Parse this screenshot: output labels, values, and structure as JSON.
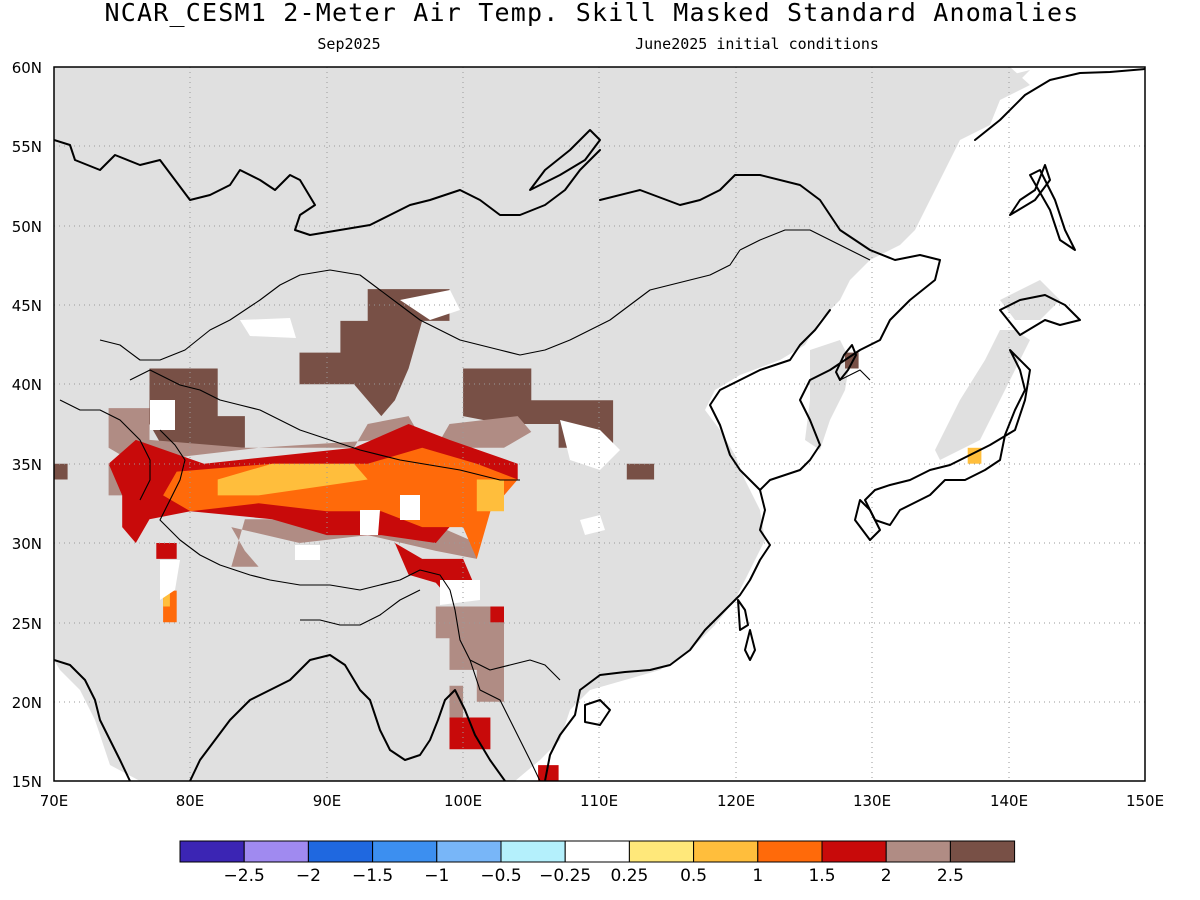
{
  "title": "NCAR_CESM1 2-Meter Air Temp. Skill Masked Standard Anomalies",
  "subtitle_left": "Sep2025",
  "subtitle_right": "June2025 initial conditions",
  "map": {
    "lon_range": [
      70,
      150
    ],
    "lat_range": [
      15,
      60
    ],
    "x_ticks": [
      "70E",
      "80E",
      "90E",
      "100E",
      "110E",
      "120E",
      "130E",
      "140E",
      "150E"
    ],
    "y_ticks": [
      "15N",
      "20N",
      "25N",
      "30N",
      "35N",
      "40N",
      "45N",
      "50N",
      "55N",
      "60N"
    ],
    "masked_color": "#e0e0e0",
    "grid": "dotted"
  },
  "colorbar": {
    "colors": [
      "#3b25b4",
      "#a08af0",
      "#1f68e0",
      "#3c8ff0",
      "#78b6f8",
      "#b4f0fc",
      "#ffffff",
      "#ffe87a",
      "#ffbe3c",
      "#ff6a0a",
      "#c80a0a",
      "#b08c84",
      "#785046"
    ],
    "labels": [
      "-2.5",
      "-2",
      "-1.5",
      "-1",
      "-0.5",
      "-0.25",
      "0.25",
      "0.5",
      "1",
      "1.5",
      "2",
      "2.5"
    ]
  },
  "anomaly_regions": [
    {
      "level": "2.5",
      "color": "#785046",
      "points": [
        [
          77,
          41
        ],
        [
          82,
          41
        ],
        [
          82,
          38
        ],
        [
          84,
          38
        ],
        [
          84,
          36
        ],
        [
          78,
          36
        ],
        [
          77,
          37.5
        ]
      ]
    },
    {
      "level": "2.5",
      "color": "#785046",
      "points": [
        [
          88,
          42
        ],
        [
          91,
          42
        ],
        [
          91,
          44
        ],
        [
          93,
          44
        ],
        [
          93,
          46
        ],
        [
          99,
          46
        ],
        [
          99,
          44
        ],
        [
          97,
          44
        ],
        [
          96,
          41
        ],
        [
          95,
          39
        ],
        [
          94,
          38
        ],
        [
          92,
          40
        ],
        [
          90,
          40
        ],
        [
          88,
          40
        ]
      ]
    },
    {
      "level": "2.5",
      "color": "#785046",
      "points": [
        [
          100,
          41
        ],
        [
          105,
          41
        ],
        [
          105,
          39
        ],
        [
          111,
          39
        ],
        [
          111,
          36
        ],
        [
          107,
          36
        ],
        [
          107,
          37.5
        ],
        [
          103,
          37.5
        ],
        [
          100,
          38
        ]
      ]
    },
    {
      "level": "2.5",
      "color": "#785046",
      "points": [
        [
          112,
          35
        ],
        [
          114,
          35
        ],
        [
          114,
          34
        ],
        [
          112,
          34
        ]
      ]
    },
    {
      "level": "2.5",
      "color": "#785046",
      "points": [
        [
          69,
          35
        ],
        [
          71,
          35
        ],
        [
          71,
          34
        ],
        [
          69,
          34
        ]
      ]
    },
    {
      "level": "2",
      "color": "#b08c84",
      "points": [
        [
          74,
          38.5
        ],
        [
          77,
          38.5
        ],
        [
          77,
          36.5
        ],
        [
          84,
          36
        ],
        [
          92,
          36
        ],
        [
          93,
          37.5
        ],
        [
          96,
          38
        ],
        [
          97,
          36.5
        ],
        [
          98,
          36
        ],
        [
          99,
          37.5
        ],
        [
          104,
          38
        ],
        [
          105,
          37
        ],
        [
          103,
          36
        ],
        [
          98,
          36
        ],
        [
          94,
          36.5
        ],
        [
          85,
          36
        ],
        [
          80,
          35.5
        ],
        [
          76,
          35
        ],
        [
          74,
          36
        ]
      ]
    },
    {
      "level": "2",
      "color": "#b08c84",
      "points": [
        [
          83,
          31
        ],
        [
          88,
          30
        ],
        [
          93,
          30.5
        ],
        [
          98,
          29.5
        ],
        [
          101,
          29
        ],
        [
          101,
          30
        ],
        [
          97,
          31.5
        ],
        [
          93,
          31.5
        ],
        [
          88,
          31.5
        ],
        [
          84,
          31.5
        ],
        [
          83,
          28.5
        ],
        [
          85,
          28.5
        ],
        [
          84,
          29.5
        ]
      ]
    },
    {
      "level": "2",
      "color": "#b08c84",
      "points": [
        [
          98,
          26
        ],
        [
          103,
          26
        ],
        [
          103,
          20
        ],
        [
          101,
          20
        ],
        [
          101,
          22
        ],
        [
          99,
          22
        ],
        [
          99,
          24
        ],
        [
          98,
          24
        ]
      ]
    },
    {
      "level": "2",
      "color": "#b08c84",
      "points": [
        [
          99,
          21
        ],
        [
          100,
          21
        ],
        [
          100,
          19
        ],
        [
          99,
          19
        ]
      ]
    },
    {
      "level": "2",
      "color": "#b08c84",
      "points": [
        [
          74,
          35
        ],
        [
          76,
          35
        ],
        [
          76,
          33
        ],
        [
          74,
          33
        ]
      ]
    },
    {
      "level": "1.5",
      "color": "#c80a0a",
      "points": [
        [
          76,
          36.5
        ],
        [
          81,
          35
        ],
        [
          92,
          36
        ],
        [
          96,
          37.5
        ],
        [
          99,
          36.5
        ],
        [
          104,
          35
        ],
        [
          104,
          34
        ],
        [
          101,
          33
        ],
        [
          99,
          31
        ],
        [
          98,
          30
        ],
        [
          94,
          30.5
        ],
        [
          90,
          30.5
        ],
        [
          86,
          31.5
        ],
        [
          80,
          32
        ],
        [
          77,
          31.5
        ],
        [
          76,
          30
        ],
        [
          75,
          31
        ],
        [
          75,
          33
        ],
        [
          74,
          35
        ]
      ]
    },
    {
      "level": "1.5",
      "color": "#c80a0a",
      "points": [
        [
          77.5,
          30
        ],
        [
          79,
          30
        ],
        [
          79,
          29
        ],
        [
          77.5,
          29
        ]
      ]
    },
    {
      "level": "1.5",
      "color": "#c80a0a",
      "points": [
        [
          95,
          30
        ],
        [
          97,
          29
        ],
        [
          100,
          29
        ],
        [
          101,
          27
        ],
        [
          99,
          26.5
        ],
        [
          98,
          27.5
        ],
        [
          96,
          28
        ]
      ]
    },
    {
      "level": "1.5",
      "color": "#c80a0a",
      "points": [
        [
          99,
          19
        ],
        [
          102,
          19
        ],
        [
          102,
          17
        ],
        [
          99,
          17
        ]
      ]
    },
    {
      "level": "1.5",
      "color": "#c80a0a",
      "points": [
        [
          105.5,
          16
        ],
        [
          107,
          16
        ],
        [
          107,
          15
        ],
        [
          105.5,
          15
        ]
      ]
    },
    {
      "level": "1.5",
      "color": "#c80a0a",
      "points": [
        [
          102,
          26
        ],
        [
          103,
          26
        ],
        [
          103,
          25
        ],
        [
          102,
          25
        ]
      ]
    },
    {
      "level": "1",
      "color": "#ff6a0a",
      "points": [
        [
          79,
          34.5
        ],
        [
          86,
          35
        ],
        [
          93,
          35
        ],
        [
          97,
          36
        ],
        [
          101,
          35
        ],
        [
          104,
          34
        ],
        [
          102,
          32
        ],
        [
          101,
          29
        ],
        [
          100,
          31
        ],
        [
          97,
          31
        ],
        [
          94,
          32
        ],
        [
          90,
          32
        ],
        [
          85,
          32.5
        ],
        [
          80,
          32
        ],
        [
          78,
          33
        ]
      ]
    },
    {
      "level": "1",
      "color": "#ff6a0a",
      "points": [
        [
          78,
          27
        ],
        [
          79,
          27
        ],
        [
          79,
          25
        ],
        [
          78,
          25
        ]
      ]
    },
    {
      "level": "0.5",
      "color": "#ffbe3c",
      "points": [
        [
          82,
          34
        ],
        [
          86,
          35
        ],
        [
          92,
          35
        ],
        [
          93,
          34
        ],
        [
          89,
          33.5
        ],
        [
          85,
          33
        ],
        [
          82,
          33
        ]
      ]
    },
    {
      "level": "0.5",
      "color": "#ffbe3c",
      "points": [
        [
          101,
          34
        ],
        [
          103,
          34
        ],
        [
          103,
          32
        ],
        [
          101,
          32
        ]
      ]
    },
    {
      "level": "0.5",
      "color": "#ffbe3c",
      "points": [
        [
          137,
          36
        ],
        [
          138,
          36
        ],
        [
          138,
          35
        ],
        [
          137,
          35
        ]
      ]
    },
    {
      "level": "0.5",
      "color": "#ffbe3c",
      "points": [
        [
          78,
          27
        ],
        [
          78.5,
          27
        ],
        [
          78.5,
          26
        ],
        [
          78,
          26
        ]
      ]
    },
    {
      "level": "2.5",
      "color": "#785046",
      "points": [
        [
          128,
          42
        ],
        [
          129,
          42
        ],
        [
          129,
          41
        ],
        [
          128,
          41
        ]
      ]
    }
  ]
}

---------------

* Work to be completed:
Check each line of the records for the word "labels" and extract those that contain it.

* Answer to the problem:
Parse this screenshot: output labels, values, and structure as JSON.
    "labels": [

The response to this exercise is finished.